Le député Garat, déclarant que l'exemple est le plus bel encouragement
que l'on puisse donner au soldat, demande "que l'on consacrât
ce mot d'un soldat qui dit : "Je meurs et je ne me rends pas".
Un autre député rappelle que le nom du brave cité dans le journal
est Cambronne. Le lendemain, nouvelle embarrassante : on apprend
par un article venant de Bruxelles que Cambronne, au lieu de mourir,
a été fait prisonnier ! Mais la légende avait pris corps.
Ce
qui s'est passé exactement en ces minutes d'une rare intensité,
dans l'épuisement, la rage et la fumée des combats, nul ne pourra
sans doute jamais l'établir avec certitude. Le fait est que le général
Cambronne, probablement blessé à la tête, a été fait prisonnier
et que, jusqu'à sa mort survenue à Nantes le 29 janvier 1842, a
toujours gardé le silence sur le sujet ; alors que d'autre part,
le colonel Hugh Halkett, un Ecossais qui commandait la brigade de
Landwehr hanovrienne a affirmé, jusqu'à la fin de sa vie que, se
trouvant avec le bataillon d'Osnabrück devant un carré de la garde,
et ayant aperçu un officier général ennemi qui se promenait au-dehors
du carré, il lança son cheval, saisit l'officier, qui était Cambronne,
par les aiguillettes, et le ramena prisonnier dans les rangs de
son bataillon, où il le confia à un sergent.
La
gêne causée par la distorsion entre l'histoire et la légende héroïque
allait donner naissance à une autre rumeur : Cambronne aurait répondu
aux généraux anglais d'un mot plus court et plus vigoureux. Mais
ce n'est qu'en 1862 que Victor Hugo, dans « les Misérables »,
osa écrire en toutes lettres qu’au général anglais qui cria « Braves
Français, rendez-vous ! » Cambronne répondit : « Merde
!»

·····

Reproduisez à l'identique, dans le texte sur Cambronne, le passage qui commence par les mots « Un autre député » et s'achève sur « avait pris corps. ».

·····

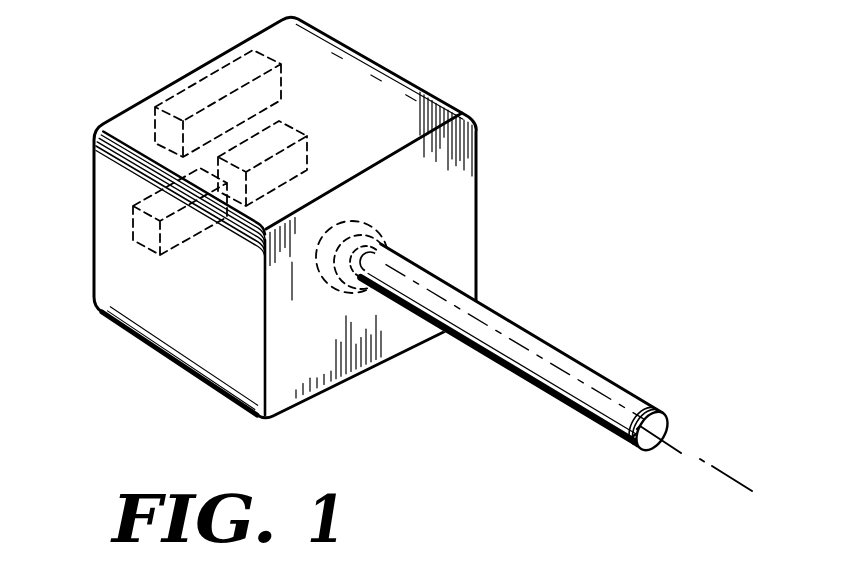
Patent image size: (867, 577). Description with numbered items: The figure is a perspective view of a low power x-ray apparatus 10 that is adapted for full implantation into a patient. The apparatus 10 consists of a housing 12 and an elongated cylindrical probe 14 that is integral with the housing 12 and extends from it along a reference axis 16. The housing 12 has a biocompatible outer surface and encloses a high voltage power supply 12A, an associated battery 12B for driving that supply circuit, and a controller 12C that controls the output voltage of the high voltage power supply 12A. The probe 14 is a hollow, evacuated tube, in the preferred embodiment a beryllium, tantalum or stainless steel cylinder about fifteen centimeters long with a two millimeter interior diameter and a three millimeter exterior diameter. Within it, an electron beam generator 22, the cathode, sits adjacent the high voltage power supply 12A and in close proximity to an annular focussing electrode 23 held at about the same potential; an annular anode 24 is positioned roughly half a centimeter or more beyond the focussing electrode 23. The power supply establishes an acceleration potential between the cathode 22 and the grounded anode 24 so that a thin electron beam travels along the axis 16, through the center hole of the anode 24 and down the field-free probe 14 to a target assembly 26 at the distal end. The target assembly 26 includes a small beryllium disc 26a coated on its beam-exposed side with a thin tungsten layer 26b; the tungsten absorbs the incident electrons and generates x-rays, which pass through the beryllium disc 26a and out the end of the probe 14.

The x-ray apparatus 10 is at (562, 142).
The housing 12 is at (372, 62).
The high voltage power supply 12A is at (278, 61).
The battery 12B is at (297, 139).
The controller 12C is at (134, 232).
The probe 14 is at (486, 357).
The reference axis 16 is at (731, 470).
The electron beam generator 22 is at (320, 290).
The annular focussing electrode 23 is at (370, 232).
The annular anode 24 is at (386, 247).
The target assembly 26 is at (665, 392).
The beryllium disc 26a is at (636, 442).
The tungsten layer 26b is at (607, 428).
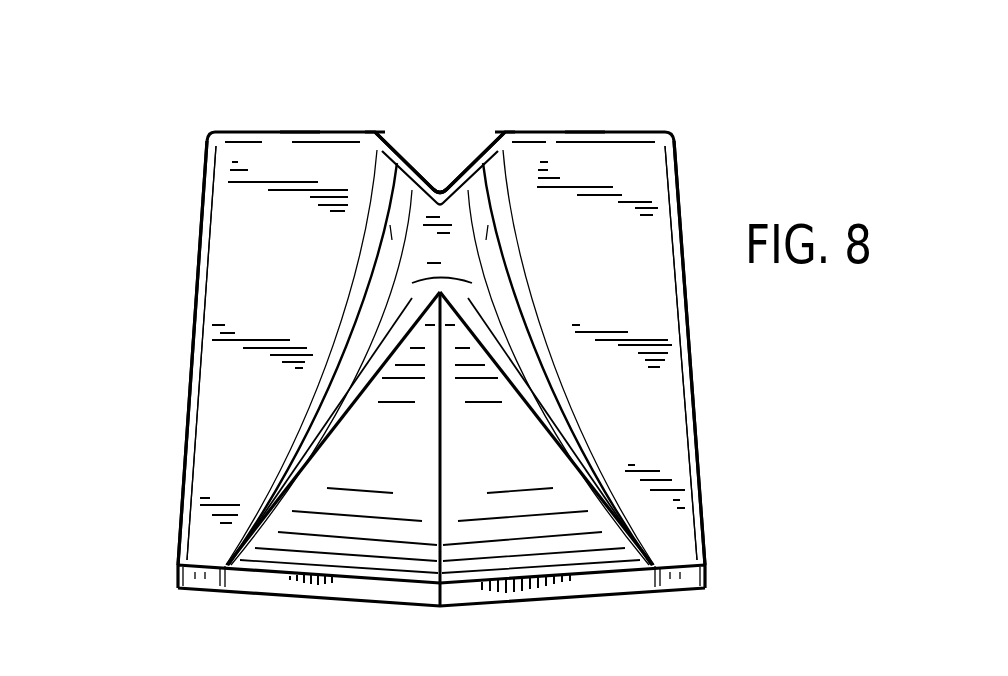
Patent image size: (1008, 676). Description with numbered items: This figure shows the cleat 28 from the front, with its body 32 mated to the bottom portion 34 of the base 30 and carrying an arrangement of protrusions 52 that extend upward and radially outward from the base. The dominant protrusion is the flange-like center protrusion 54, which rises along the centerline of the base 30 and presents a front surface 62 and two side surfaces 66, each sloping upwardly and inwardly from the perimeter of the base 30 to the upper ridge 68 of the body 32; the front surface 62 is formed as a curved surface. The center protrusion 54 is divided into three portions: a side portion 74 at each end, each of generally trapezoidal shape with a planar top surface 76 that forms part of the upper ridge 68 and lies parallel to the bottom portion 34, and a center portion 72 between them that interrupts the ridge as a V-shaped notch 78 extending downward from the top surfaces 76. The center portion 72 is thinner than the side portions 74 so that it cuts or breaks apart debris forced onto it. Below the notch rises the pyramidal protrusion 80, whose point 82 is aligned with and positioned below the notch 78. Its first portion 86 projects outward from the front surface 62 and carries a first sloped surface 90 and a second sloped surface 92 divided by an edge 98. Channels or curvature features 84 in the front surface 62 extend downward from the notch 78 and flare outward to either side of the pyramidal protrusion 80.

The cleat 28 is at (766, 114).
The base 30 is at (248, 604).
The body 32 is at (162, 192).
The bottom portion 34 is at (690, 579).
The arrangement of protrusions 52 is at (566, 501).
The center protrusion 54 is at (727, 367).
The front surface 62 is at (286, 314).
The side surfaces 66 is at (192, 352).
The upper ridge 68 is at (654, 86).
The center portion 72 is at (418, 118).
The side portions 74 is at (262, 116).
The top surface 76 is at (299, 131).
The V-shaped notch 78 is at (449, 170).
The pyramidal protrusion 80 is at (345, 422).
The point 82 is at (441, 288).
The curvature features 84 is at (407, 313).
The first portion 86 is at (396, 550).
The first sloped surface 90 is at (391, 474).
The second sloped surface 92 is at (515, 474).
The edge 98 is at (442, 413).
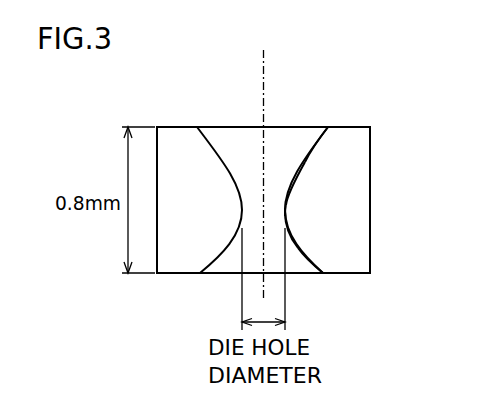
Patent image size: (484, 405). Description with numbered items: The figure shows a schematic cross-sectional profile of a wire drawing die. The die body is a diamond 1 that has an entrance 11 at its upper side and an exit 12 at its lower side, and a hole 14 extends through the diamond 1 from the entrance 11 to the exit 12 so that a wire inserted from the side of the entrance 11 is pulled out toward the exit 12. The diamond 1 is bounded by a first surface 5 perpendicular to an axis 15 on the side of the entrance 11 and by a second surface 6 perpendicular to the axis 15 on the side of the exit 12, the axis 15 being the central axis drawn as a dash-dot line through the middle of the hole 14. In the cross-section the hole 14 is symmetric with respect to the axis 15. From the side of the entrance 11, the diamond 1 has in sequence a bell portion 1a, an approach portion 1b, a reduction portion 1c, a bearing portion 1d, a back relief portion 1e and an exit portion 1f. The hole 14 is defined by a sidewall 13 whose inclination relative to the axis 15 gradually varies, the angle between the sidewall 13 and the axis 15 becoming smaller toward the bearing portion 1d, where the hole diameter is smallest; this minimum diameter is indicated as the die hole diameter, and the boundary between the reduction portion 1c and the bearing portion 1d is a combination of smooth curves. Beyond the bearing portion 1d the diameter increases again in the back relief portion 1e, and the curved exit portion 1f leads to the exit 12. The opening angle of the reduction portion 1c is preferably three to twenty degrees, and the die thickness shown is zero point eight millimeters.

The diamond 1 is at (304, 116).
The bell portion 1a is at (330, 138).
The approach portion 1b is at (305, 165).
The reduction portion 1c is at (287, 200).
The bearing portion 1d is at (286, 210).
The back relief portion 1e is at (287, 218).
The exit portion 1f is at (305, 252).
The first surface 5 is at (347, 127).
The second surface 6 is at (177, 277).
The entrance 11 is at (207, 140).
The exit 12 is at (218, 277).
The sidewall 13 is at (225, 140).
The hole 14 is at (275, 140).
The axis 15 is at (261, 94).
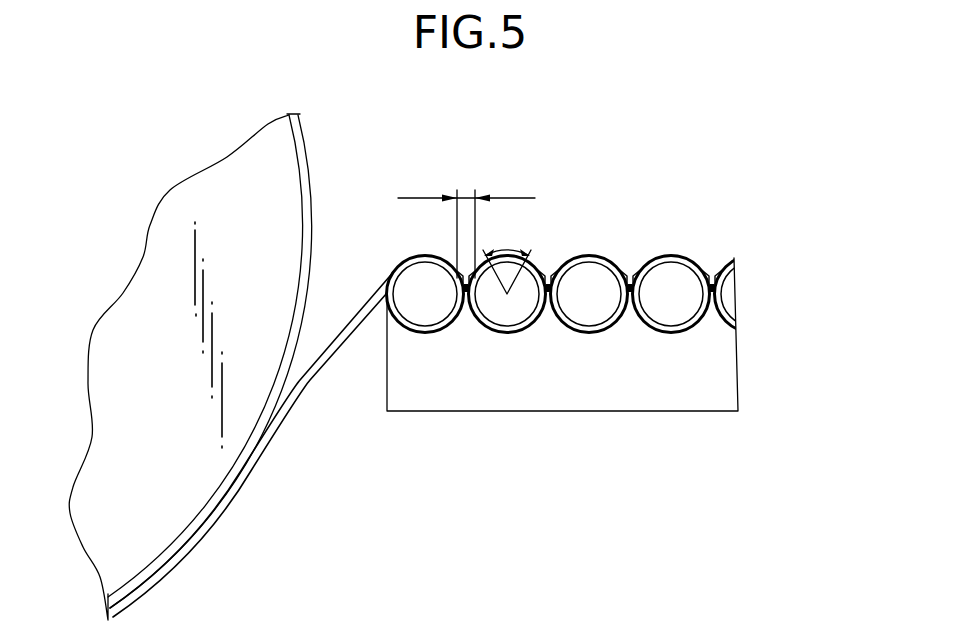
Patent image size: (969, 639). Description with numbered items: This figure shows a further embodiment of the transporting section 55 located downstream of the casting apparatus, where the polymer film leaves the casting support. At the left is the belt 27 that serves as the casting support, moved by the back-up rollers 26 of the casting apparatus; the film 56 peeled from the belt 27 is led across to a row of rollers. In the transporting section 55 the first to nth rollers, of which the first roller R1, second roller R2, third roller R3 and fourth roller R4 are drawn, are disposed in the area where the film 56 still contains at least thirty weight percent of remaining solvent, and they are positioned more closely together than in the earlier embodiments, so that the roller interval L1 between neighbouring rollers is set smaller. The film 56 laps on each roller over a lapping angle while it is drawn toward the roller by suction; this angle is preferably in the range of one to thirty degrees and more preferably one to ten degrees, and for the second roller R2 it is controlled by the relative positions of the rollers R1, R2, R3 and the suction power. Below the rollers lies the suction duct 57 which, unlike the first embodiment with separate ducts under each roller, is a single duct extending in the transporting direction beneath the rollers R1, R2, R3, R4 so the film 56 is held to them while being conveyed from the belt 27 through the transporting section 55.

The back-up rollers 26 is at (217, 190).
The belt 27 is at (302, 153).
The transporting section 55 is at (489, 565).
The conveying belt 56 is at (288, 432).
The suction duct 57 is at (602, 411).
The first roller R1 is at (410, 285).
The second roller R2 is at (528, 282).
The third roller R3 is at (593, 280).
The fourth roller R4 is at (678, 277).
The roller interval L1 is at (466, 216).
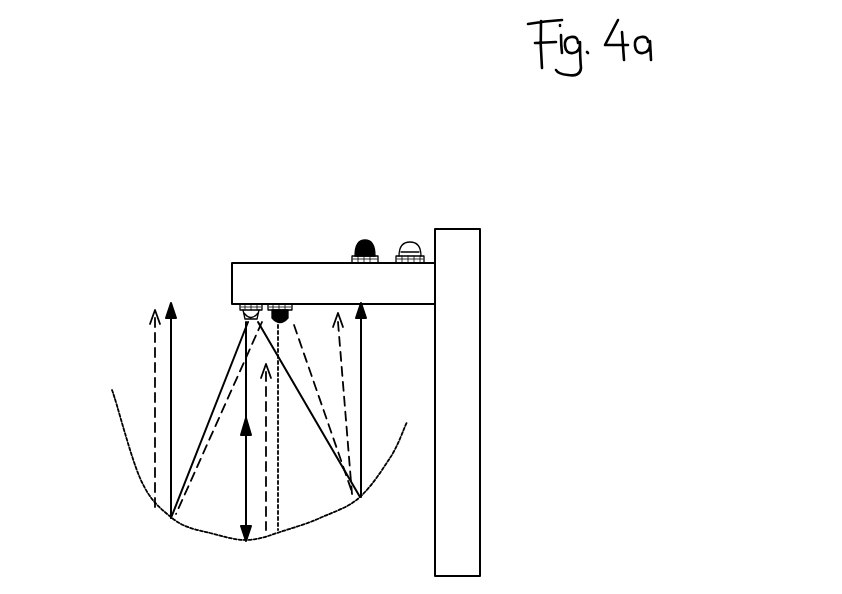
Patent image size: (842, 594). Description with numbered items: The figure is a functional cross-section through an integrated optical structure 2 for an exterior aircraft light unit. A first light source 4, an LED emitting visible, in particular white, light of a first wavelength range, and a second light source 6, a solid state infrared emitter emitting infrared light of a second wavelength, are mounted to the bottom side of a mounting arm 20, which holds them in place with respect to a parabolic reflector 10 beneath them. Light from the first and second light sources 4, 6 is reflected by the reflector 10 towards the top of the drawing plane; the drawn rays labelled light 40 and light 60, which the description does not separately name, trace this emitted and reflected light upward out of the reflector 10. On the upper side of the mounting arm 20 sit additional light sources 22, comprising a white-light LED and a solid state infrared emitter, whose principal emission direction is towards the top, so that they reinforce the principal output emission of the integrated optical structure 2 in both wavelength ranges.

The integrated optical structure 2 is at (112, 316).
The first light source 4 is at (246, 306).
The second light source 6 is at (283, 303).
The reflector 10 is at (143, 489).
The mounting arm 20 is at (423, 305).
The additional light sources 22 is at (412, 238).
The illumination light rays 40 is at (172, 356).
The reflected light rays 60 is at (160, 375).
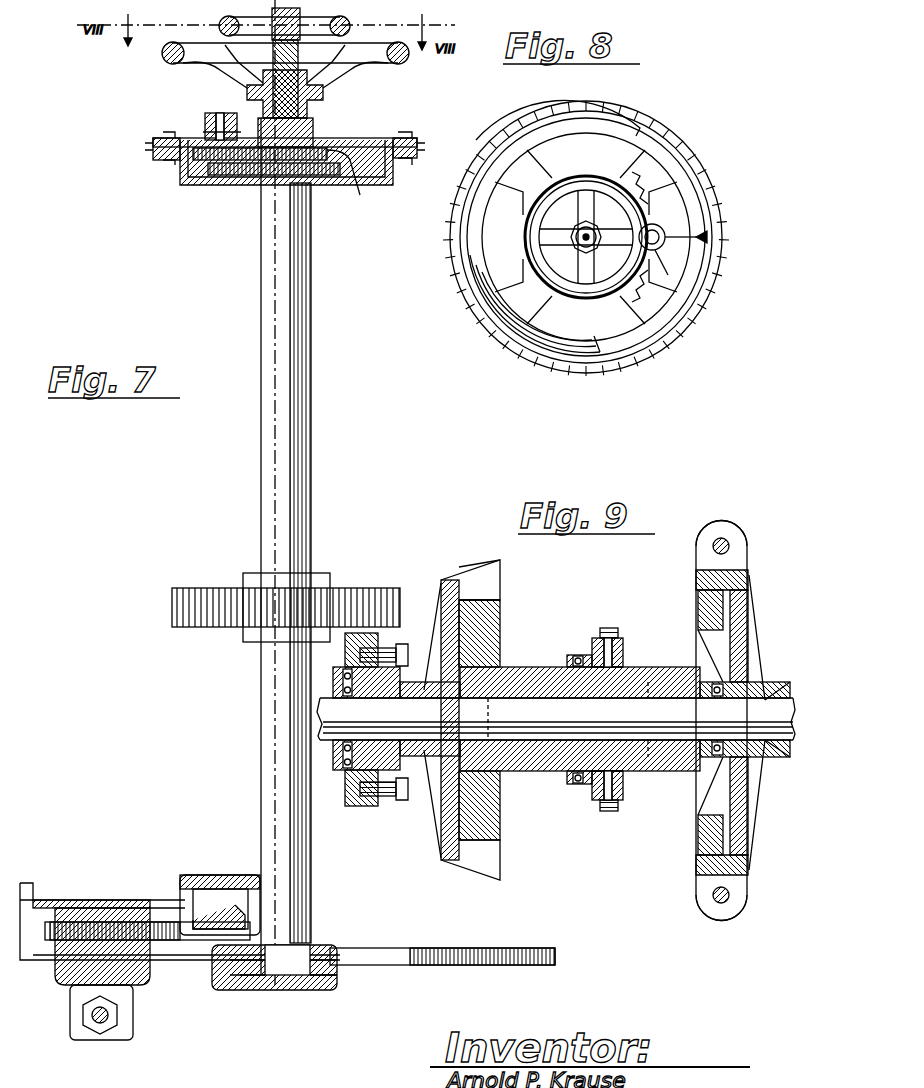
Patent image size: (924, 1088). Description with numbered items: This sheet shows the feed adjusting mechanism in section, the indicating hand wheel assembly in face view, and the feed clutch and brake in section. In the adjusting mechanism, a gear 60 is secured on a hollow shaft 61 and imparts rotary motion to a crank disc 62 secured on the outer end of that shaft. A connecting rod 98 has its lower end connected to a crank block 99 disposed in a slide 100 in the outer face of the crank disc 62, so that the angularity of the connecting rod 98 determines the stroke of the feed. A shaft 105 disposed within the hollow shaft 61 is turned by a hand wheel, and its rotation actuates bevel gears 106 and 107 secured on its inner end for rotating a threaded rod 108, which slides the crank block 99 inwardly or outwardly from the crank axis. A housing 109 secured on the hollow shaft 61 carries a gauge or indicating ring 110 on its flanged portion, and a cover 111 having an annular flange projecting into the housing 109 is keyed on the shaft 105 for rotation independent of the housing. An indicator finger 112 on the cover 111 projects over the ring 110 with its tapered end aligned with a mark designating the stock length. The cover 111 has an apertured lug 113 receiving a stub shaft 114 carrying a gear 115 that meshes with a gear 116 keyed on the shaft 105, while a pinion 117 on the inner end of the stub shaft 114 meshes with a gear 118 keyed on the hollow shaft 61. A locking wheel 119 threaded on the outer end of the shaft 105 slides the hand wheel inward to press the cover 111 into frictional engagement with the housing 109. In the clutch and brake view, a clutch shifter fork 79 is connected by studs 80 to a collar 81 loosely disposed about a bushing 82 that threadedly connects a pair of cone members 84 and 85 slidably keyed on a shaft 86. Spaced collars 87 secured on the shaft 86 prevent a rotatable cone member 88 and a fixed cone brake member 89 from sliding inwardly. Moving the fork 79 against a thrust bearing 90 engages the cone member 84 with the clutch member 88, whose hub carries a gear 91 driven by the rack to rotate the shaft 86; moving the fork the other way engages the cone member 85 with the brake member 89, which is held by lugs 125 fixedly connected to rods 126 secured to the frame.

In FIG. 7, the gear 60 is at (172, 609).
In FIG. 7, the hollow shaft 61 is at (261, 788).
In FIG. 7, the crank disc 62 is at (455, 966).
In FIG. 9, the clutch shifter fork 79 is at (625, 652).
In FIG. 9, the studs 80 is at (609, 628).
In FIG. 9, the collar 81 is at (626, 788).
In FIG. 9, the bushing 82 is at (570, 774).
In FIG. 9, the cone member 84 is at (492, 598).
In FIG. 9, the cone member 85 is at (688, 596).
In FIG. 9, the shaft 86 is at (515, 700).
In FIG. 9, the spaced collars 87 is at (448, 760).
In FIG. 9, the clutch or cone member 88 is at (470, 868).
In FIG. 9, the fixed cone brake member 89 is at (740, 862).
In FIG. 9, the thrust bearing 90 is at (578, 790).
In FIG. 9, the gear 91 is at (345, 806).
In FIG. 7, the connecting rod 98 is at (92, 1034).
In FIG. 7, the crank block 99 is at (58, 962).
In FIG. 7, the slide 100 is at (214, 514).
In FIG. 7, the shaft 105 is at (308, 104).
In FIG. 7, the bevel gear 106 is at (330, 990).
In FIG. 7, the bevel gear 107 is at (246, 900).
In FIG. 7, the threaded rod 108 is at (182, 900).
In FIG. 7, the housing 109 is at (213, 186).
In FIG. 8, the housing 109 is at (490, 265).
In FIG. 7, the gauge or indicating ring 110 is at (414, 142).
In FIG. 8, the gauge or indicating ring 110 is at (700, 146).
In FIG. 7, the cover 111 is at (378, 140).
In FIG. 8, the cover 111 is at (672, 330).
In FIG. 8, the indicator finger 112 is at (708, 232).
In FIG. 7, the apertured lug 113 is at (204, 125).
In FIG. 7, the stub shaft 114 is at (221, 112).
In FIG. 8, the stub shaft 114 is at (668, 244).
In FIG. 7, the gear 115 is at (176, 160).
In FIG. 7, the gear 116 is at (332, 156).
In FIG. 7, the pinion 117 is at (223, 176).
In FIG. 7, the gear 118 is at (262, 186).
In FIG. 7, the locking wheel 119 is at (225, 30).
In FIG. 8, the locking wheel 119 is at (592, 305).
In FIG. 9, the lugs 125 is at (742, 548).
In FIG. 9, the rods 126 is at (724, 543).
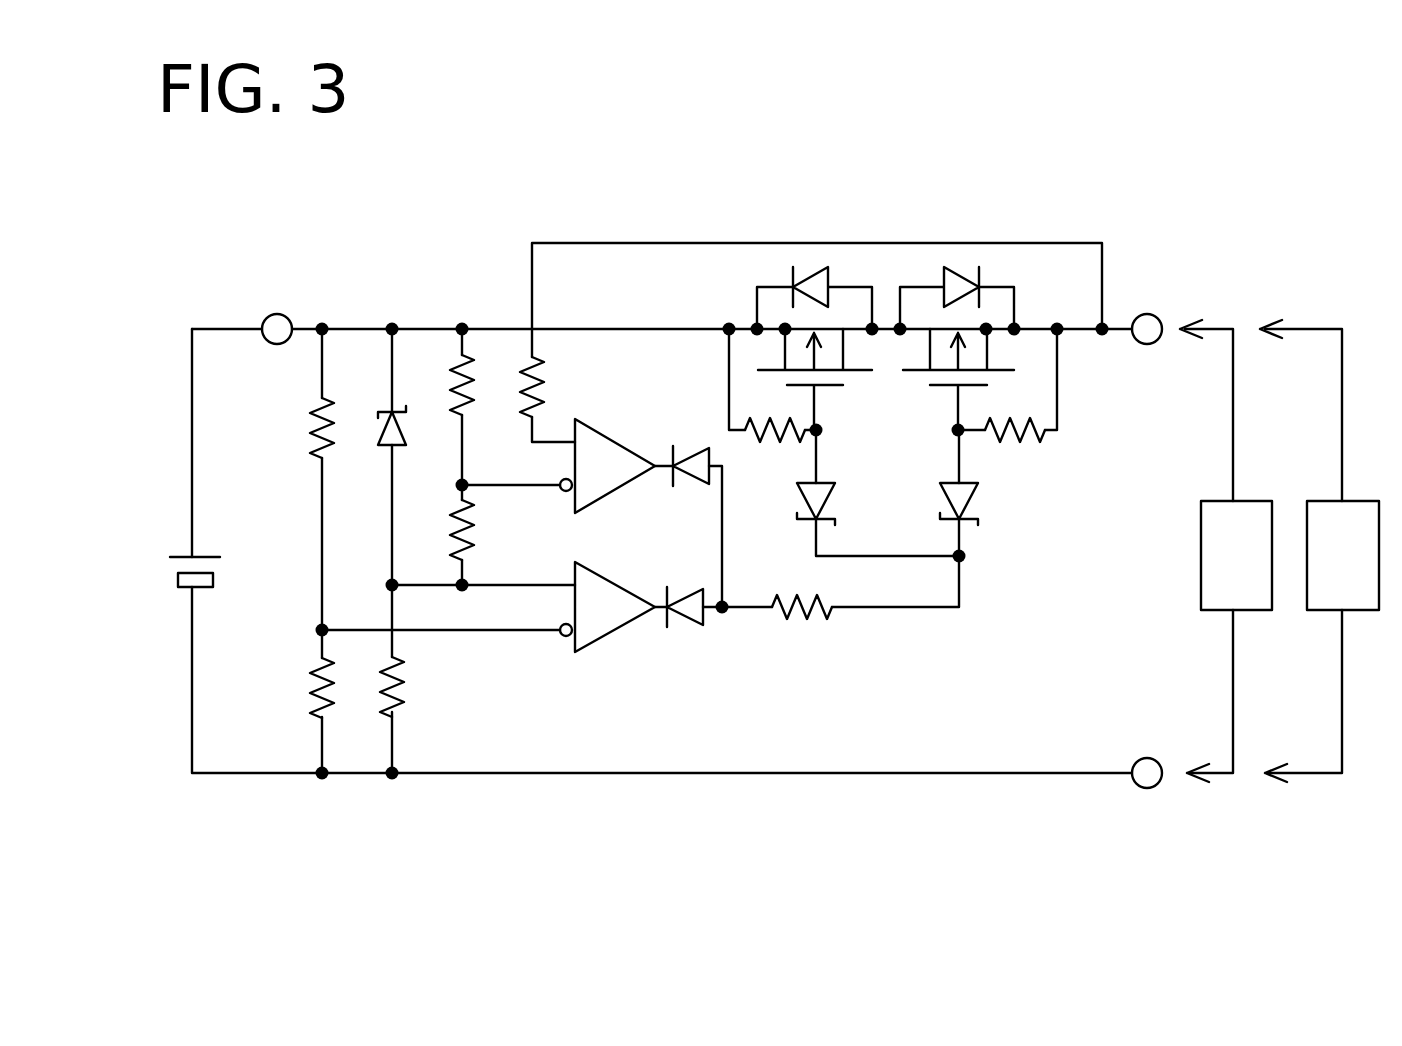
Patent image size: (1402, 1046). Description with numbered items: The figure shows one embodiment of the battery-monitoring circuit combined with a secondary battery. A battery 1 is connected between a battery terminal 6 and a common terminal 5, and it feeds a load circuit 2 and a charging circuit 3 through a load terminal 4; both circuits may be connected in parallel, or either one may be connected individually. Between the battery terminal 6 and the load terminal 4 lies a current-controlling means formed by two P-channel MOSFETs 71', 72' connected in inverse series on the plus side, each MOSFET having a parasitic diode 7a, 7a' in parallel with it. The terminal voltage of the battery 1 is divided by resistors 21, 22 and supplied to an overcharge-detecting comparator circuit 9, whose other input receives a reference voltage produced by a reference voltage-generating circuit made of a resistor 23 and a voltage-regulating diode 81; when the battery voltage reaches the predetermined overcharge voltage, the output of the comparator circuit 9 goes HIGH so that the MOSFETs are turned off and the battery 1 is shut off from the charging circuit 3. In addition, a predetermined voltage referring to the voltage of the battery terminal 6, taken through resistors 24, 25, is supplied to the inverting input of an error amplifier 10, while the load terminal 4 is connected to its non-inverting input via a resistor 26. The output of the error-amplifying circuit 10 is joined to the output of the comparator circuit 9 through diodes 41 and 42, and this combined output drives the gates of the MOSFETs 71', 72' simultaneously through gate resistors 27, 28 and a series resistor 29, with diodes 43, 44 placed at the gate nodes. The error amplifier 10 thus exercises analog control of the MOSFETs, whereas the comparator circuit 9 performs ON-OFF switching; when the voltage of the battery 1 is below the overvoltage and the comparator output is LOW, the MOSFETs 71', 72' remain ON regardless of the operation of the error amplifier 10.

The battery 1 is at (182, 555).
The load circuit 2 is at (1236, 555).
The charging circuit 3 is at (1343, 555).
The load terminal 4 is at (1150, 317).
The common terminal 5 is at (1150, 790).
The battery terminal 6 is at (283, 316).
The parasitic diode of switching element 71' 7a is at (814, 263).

·····

- **RÉPONSE ATTENDUE**:
Un autre député rappelle que le nom du brave cité dans le journal
est Cambronne. Le lendemain, nouvelle embarrassante : on apprend
par un article venant de Bruxelles que Cambronne, au lieu de mourir,
a été fait prisonnier ! Mais la légende avait pris corps.